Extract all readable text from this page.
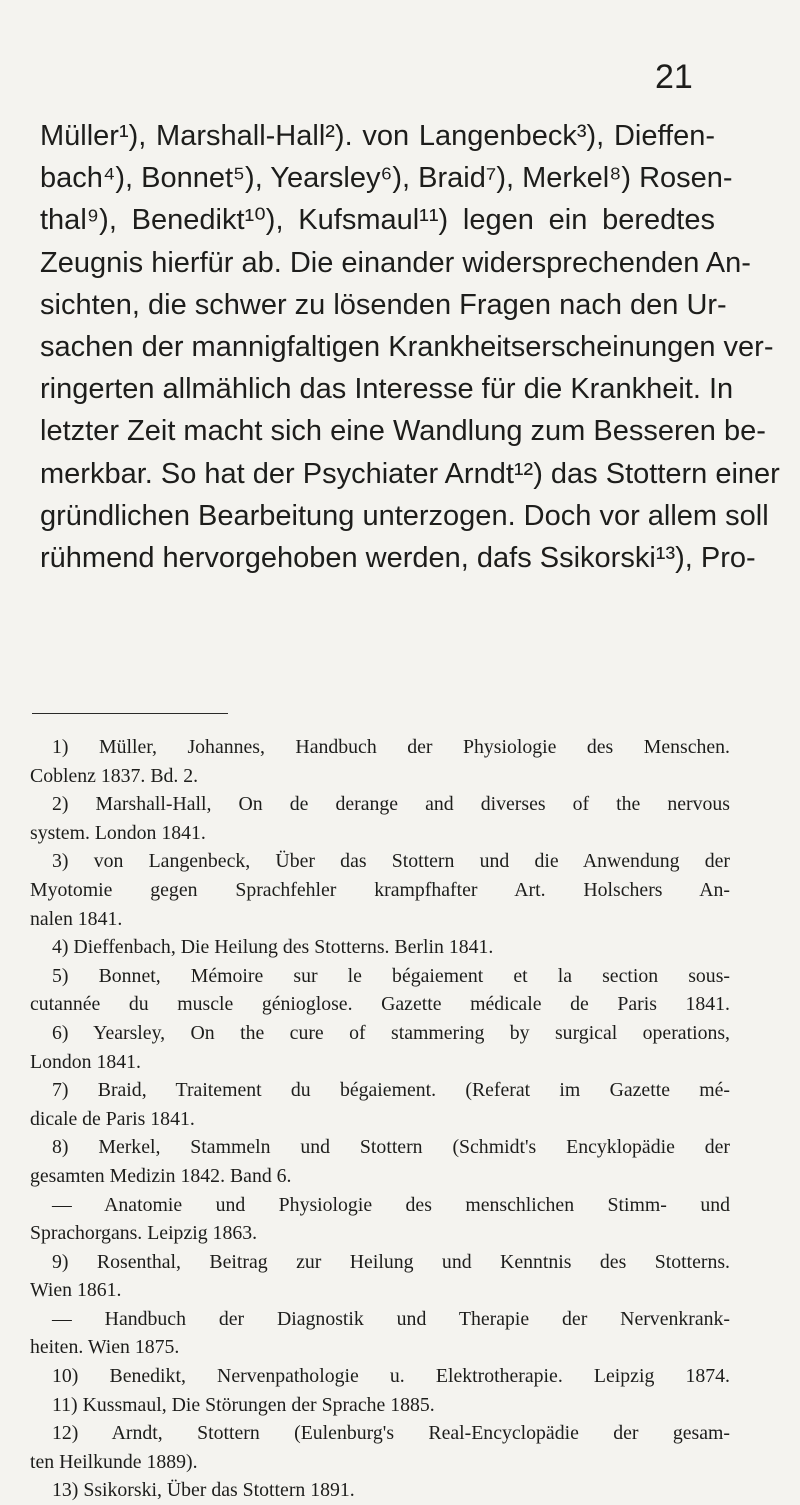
21
Müller¹), Marshall-Hall²). von Langenbeck³), Dieffen-
bach⁴), Bonnet⁵), Yearsley⁶), Braid⁷), Merkel⁸) Rosen-
thal⁹), Benedikt¹⁰), Kufsmaul¹¹) legen ein beredtes
Zeugnis hierfür ab. Die einander widersprechenden An-
sichten, die schwer zu lösenden Fragen nach den Ur-
sachen der mannigfaltigen Krankheitserscheinungen ver-
ringerten allmählich das Interesse für die Krankheit. In
letzter Zeit macht sich eine Wandlung zum Besseren be-
merkbar. So hat der Psychiater Arndt¹²) das Stottern einer
gründlichen Bearbeitung unterzogen. Doch vor allem soll
rühmend hervorgehoben werden, dafs Ssikorski¹³), Pro-
1) Müller, Johannes, Handbuch der Physiologie des Menschen.
Coblenz 1837. Bd. 2.
2) Marshall-Hall, On de derange and diverses of the nervous
system. London 1841.
3) von Langenbeck, Über das Stottern und die Anwendung der
Myotomie gegen Sprachfehler krampfhafter Art. Holschers An-
nalen 1841.
4) Dieffenbach, Die Heilung des Stotterns. Berlin 1841.
5) Bonnet, Mémoire sur le bégaiement et la section sous-
cutannée du muscle génioglose. Gazette médicale de Paris 1841.
6) Yearsley, On the cure of stammering by surgical operations,
London 1841.
7) Braid, Traitement du bégaiement. (Referat im Gazette mé-
dicale de Paris 1841.
8) Merkel, Stammeln und Stottern (Schmidt's Encyklopädie der
gesamten Medizin 1842. Band 6.
— Anatomie und Physiologie des menschlichen Stimm- und
Sprachorgans. Leipzig 1863.
9) Rosenthal, Beitrag zur Heilung und Kenntnis des Stotterns.
Wien 1861.
— Handbuch der Diagnostik und Therapie der Nervenkrank-
heiten. Wien 1875.
10) Benedikt, Nervenpathologie u. Elektrotherapie. Leipzig 1874.
11) Kussmaul, Die Störungen der Sprache 1885.
12) Arndt, Stottern (Eulenburg's Real-Encyclopädie der gesam-
ten Heilkunde 1889).
13) Ssikorski, Über das Stottern 1891.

=-=-=-=-=

Problem details :: Pick out and copy the lines of the material that include the word "Physiologie".

Answer for the task ::
1) Müller, Johannes, Handbuch der Physiologie des Menschen.
— Anatomie und Physiologie des menschlichen Stimm- und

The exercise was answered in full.